* **Available records**
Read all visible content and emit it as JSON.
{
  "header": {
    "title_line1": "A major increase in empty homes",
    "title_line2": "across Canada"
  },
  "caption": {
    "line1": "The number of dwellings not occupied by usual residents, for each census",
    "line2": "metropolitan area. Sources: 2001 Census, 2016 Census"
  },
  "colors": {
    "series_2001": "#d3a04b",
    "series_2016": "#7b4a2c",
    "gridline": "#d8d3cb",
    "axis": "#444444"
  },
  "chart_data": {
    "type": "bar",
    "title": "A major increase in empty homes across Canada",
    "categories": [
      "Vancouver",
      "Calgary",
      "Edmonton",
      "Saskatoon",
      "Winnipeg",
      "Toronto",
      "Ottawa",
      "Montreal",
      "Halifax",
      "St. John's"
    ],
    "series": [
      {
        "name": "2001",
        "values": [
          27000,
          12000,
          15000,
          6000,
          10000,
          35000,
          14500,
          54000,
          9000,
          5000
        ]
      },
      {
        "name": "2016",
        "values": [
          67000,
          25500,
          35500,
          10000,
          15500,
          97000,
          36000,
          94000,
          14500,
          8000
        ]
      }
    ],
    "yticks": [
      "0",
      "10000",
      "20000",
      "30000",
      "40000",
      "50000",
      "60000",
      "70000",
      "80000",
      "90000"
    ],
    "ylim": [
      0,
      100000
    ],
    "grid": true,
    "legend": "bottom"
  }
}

* **Problem**
Restate each record exactly as written.

* **Exercise solution**
Read all visible content and emit it as JSON.
{
  "header": {
    "title_line1": "A major increase in empty homes",
    "title_line2": "across Canada"
  },
  "caption": {
    "line1": "The number of dwellings not occupied by usual residents, for each census",
    "line2": "metropolitan area. Sources: 2001 Census, 2016 Census"
  },
  "colors": {
    "series_2001": "#d3a04b",
    "series_2016": "#7b4a2c",
    "gridline": "#d8d3cb",
    "axis": "#444444"
  },
  "chart_data": {
    "type": "bar",
    "title": "A major increase in empty homes across Canada",
    "categories": [
      "Vancouver",
      "Calgary",
      "Edmonton",
      "Saskatoon",
      "Winnipeg",
      "Toronto",
      "Ottawa",
      "Montreal",
      "Halifax",
      "St. John's"
    ],
    "series": [
      {
        "name": "2001",
        "values": [
          27000,
          12000,
          15000,
          6000,
          10000,
          35000,
          14500,
          54000,
          9000,
          5000
        ]
      },
      {
        "name": "2016",
        "values": [
          67000,
          25500,
          35500,
          10000,
          15500,
          97000,
          36000,
          94000,
          14500,
          8000
        ]
      }
    ],
    "yticks": [
      "0",
      "10000",
      "20000",
      "30000",
      "40000",
      "50000",
      "60000",
      "70000",
      "80000",
      "90000"
    ],
    "ylim": [
      0,
      100000
    ],
    "grid": true,
    "legend": "bottom"
  }
}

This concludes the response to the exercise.